====== EXTRACTED INFORMATION ======

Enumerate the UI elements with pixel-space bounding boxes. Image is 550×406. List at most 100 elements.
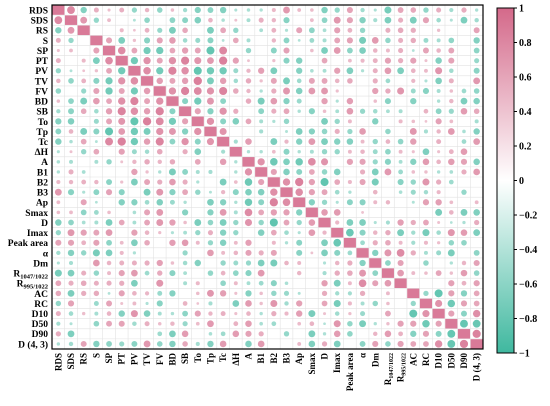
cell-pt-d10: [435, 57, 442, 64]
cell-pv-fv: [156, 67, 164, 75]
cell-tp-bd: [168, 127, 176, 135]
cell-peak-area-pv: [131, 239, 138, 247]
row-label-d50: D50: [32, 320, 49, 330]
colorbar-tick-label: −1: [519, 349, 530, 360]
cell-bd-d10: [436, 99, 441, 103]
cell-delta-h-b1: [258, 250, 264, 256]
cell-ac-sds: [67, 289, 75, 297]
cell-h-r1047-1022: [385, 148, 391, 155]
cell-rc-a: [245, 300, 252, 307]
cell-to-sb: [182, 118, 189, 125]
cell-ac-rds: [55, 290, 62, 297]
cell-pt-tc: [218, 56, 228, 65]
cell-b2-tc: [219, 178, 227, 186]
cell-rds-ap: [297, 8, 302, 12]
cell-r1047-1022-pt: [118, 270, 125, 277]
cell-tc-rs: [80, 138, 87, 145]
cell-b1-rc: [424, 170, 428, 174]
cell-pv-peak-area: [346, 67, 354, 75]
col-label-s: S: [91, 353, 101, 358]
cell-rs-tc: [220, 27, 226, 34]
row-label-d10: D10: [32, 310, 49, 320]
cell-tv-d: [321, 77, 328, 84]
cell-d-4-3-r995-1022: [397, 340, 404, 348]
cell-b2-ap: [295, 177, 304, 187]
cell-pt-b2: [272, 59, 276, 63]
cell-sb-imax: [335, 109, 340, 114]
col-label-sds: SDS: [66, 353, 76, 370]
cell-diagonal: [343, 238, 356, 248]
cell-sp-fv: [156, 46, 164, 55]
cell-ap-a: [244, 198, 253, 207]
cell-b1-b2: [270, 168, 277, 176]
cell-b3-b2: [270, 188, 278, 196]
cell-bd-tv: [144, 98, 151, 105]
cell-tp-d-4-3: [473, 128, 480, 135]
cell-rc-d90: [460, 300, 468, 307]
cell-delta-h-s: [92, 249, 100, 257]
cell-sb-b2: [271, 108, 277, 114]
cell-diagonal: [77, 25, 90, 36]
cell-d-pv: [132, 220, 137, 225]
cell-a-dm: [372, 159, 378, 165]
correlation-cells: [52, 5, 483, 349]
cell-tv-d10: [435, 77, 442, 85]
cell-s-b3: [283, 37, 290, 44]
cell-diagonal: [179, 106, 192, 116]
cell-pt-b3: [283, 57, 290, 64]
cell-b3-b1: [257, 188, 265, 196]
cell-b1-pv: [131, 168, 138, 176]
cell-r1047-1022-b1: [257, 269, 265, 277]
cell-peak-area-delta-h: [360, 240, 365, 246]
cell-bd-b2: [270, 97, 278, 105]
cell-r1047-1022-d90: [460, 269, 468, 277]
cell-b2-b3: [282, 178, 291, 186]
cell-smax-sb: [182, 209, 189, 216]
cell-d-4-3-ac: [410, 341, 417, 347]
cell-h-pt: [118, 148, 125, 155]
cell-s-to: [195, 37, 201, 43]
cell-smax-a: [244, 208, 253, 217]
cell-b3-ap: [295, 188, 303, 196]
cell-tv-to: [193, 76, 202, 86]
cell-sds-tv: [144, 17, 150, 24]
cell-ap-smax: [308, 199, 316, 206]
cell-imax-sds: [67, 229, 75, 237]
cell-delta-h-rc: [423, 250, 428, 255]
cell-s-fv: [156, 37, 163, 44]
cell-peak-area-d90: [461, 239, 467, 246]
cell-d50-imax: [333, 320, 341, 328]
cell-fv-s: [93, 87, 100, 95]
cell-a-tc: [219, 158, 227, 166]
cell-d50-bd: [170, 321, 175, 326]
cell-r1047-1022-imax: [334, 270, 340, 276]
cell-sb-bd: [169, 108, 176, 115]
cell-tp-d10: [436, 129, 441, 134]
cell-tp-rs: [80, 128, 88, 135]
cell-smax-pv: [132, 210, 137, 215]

======

- **YOUR OBJECTIVE**
Edit the lines from the one containing "cell-pt-d10: [435, 57, 442, 64]" through the one containing "cell-to-sb: [182, 118, 189, 125]", replacing "cell-ac-sds" with "cell-ac-rds" and leaving everything else unchanged.

- **SOLUTION TO THE PROBLEM**
cell-pt-d10: [435, 57, 442, 64]
cell-pv-fv: [156, 67, 164, 75]
cell-tp-bd: [168, 127, 176, 135]
cell-peak-area-pv: [131, 239, 138, 247]
row-label-d50: D50: [32, 320, 49, 330]
colorbar-tick-label: −1: [519, 349, 530, 360]
cell-bd-d10: [436, 99, 441, 103]
cell-delta-h-b1: [258, 250, 264, 256]
cell-ac-rds: [67, 289, 75, 297]
cell-h-r1047-1022: [385, 148, 391, 155]
cell-rc-a: [245, 300, 252, 307]
cell-to-sb: [182, 118, 189, 125]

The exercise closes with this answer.